- **Problem description**: Leave every picture out and write out the records below exactly.

------------------------------------------------------------------------

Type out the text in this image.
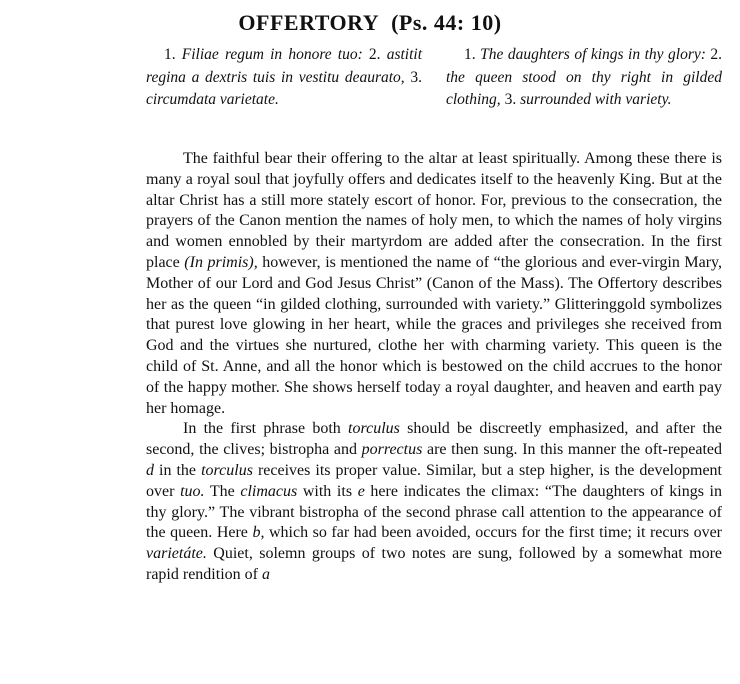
OFFERTORY (Ps. 44: 10)
1. Filiae regum in honore tuo: 2. astitit regina a dextris tuis in vestitu deaurato, 3. circumdata varietate.
1. The daughters of kings in thy glory: 2. the queen stood on thy right in gilded clothing, 3. surrounded with variety.

The faithful bear their offering to the altar at least spiritually. Among these there is many a royal soul that joyfully offers and dedicates itself to the heavenly King. But at the altar Christ has a still more stately escort of honor. For, previous to the consecration, the prayers of the Canon mention the names of holy men, to which the names of holy virgins and women ennobled by their martyrdom are added after the consecration. In the first place (In primis), however, is mentioned the name of “the glorious and ever-virgin Mary, Mother of our Lord and God Jesus Christ” (Canon of the Mass). The Offertory describes her as the queen “in gilded clothing, surrounded with variety.” Glitteringgold symbolizes that purest love glowing in her heart, while the graces and privileges she received from God and the virtues she nurtured, clothe her with charming variety. This queen is the child of St. Anne, and all the honor which is bestowed on the child accrues to the honor of the happy mother. She shows herself today a royal daughter, and heaven and earth pay her homage.

In the first phrase both torculus should be discreetly emphasized, and after the second, the clives; bistropha and porrectus are then sung. In this manner the oft-repeated d in the torculus receives its proper value. Similar, but a step higher, is the development over tuo. The climacus with its e here indicates the climax: “The daughters of kings in thy glory.” The vibrant bistropha of the second phrase call attention to the appearance of the queen. Here b, which so far had been avoided, occurs for the first time; it recurs over varietáte. Quiet, solemn groups of two notes are sung, followed by a somewhat more rapid rendition of a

------------------------------------------------------------------------

- **Reply**:
Type out the text in this image.
OFFERTORY (Ps. 44: 10)
1. Filiae regum in honore tuo: 2. astitit regina a dextris tuis in vestitu deaurato, 3. circumdata varietate.
1. The daughters of kings in thy glory: 2. the queen stood on thy right in gilded clothing, 3. surrounded with variety.

The faithful bear their offering to the altar at least spiritually. Among these there is many a royal soul that joyfully offers and dedicates itself to the heavenly King. But at the altar Christ has a still more stately escort of honor. For, previous to the consecration, the prayers of the Canon mention the names of holy men, to which the names of holy virgins and women ennobled by their martyrdom are added after the consecration. In the first place (In primis), however, is mentioned the name of “the glorious and ever-virgin Mary, Mother of our Lord and God Jesus Christ” (Canon of the Mass). The Offertory describes her as the queen “in gilded clothing, surrounded with variety.” Glitteringgold symbolizes that purest love glowing in her heart, while the graces and privileges she received from God and the virtues she nurtured, clothe her with charming variety. This queen is the child of St. Anne, and all the honor which is bestowed on the child accrues to the honor of the happy mother. She shows herself today a royal daughter, and heaven and earth pay her homage.

In the first phrase both torculus should be discreetly emphasized, and after the second, the clives; bistropha and porrectus are then sung. In this manner the oft-repeated d in the torculus receives its proper value. Similar, but a step higher, is the development over tuo. The climacus with its e here indicates the climax: “The daughters of kings in thy glory.” The vibrant bistropha of the second phrase call attention to the appearance of the queen. Here b, which so far had been avoided, occurs for the first time; it recurs over varietáte. Quiet, solemn groups of two notes are sung, followed by a somewhat more rapid rendition of a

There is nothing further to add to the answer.